-- Begin RECORDS TO USE --

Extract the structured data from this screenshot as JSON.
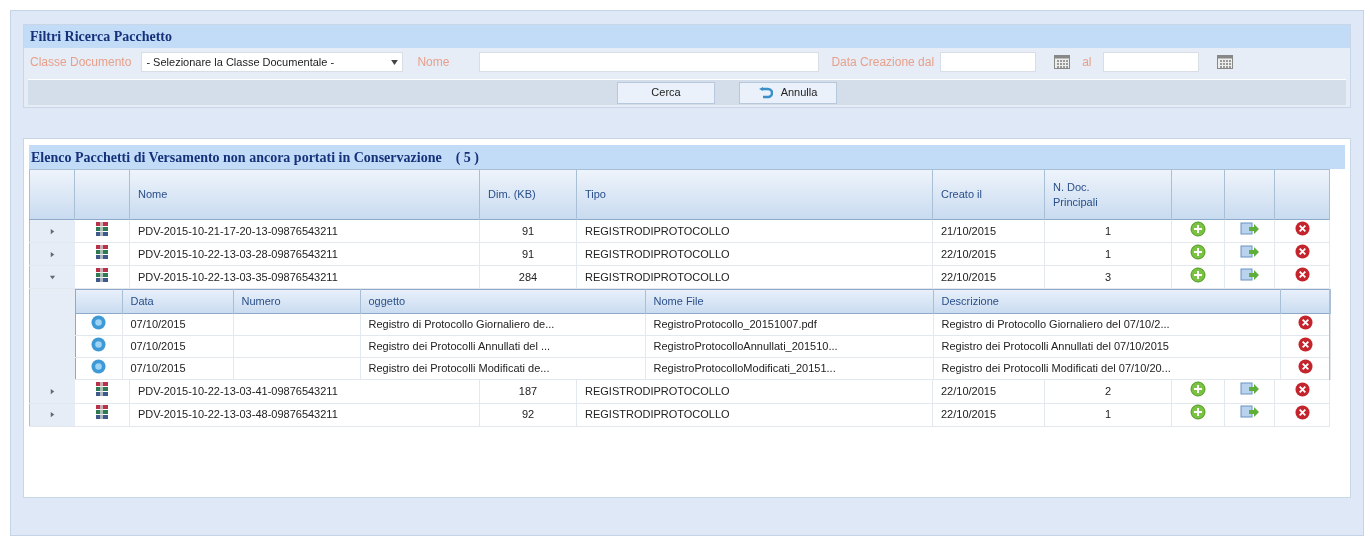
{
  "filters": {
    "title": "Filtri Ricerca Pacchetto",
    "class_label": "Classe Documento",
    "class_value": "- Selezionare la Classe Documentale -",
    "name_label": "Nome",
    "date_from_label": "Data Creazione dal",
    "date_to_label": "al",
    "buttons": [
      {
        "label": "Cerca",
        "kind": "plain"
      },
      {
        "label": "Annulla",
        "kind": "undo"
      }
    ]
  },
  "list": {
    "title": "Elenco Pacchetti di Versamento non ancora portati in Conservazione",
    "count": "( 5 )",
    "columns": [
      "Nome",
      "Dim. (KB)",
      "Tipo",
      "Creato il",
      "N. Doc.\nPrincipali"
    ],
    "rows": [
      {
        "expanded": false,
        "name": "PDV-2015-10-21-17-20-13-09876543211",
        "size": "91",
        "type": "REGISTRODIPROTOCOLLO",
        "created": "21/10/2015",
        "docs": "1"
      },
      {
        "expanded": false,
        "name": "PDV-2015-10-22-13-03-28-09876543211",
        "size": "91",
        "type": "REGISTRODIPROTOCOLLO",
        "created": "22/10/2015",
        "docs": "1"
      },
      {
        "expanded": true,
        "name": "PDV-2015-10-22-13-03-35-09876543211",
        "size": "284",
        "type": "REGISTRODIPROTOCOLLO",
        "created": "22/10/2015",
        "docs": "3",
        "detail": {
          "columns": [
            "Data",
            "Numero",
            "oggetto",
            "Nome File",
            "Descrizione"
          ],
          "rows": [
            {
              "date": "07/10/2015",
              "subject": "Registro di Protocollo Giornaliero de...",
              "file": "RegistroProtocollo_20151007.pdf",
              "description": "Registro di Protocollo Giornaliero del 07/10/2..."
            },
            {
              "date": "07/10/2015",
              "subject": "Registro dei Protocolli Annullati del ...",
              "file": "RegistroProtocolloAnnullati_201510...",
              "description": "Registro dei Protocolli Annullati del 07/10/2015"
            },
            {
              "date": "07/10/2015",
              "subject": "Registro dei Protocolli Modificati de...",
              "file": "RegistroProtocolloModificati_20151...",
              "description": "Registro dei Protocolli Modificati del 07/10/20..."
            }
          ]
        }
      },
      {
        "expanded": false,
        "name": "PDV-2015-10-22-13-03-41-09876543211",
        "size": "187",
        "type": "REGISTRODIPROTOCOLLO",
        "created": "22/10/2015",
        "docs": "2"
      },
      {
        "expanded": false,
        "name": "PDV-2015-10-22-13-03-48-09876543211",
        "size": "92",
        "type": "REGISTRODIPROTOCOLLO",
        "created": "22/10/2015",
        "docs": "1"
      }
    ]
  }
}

-- End RECORDS TO USE --
-- Begin RECORDS TO USE --

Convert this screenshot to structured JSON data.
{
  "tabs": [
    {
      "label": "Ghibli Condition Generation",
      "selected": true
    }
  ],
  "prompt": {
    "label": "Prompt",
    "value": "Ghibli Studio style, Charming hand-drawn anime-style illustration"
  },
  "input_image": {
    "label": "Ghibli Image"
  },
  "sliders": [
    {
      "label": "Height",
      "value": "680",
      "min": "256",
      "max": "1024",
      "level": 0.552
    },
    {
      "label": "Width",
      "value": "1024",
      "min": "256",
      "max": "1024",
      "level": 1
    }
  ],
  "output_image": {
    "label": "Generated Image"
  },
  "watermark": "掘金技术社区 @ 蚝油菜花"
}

-- End RECORDS TO USE --

STATED EXERCISE: Go through the records above and copy every line with the word "Protocolli".

SOLUTION FOR THIS EXERCISE:
              "subject": "Registro dei Protocolli Annullati del ...",
              "description": "Registro dei Protocolli Annullati del 07/10/2015"
              "subject": "Registro dei Protocolli Modificati de...",
              "description": "Registro dei Protocolli Modificati del 07/10/20..."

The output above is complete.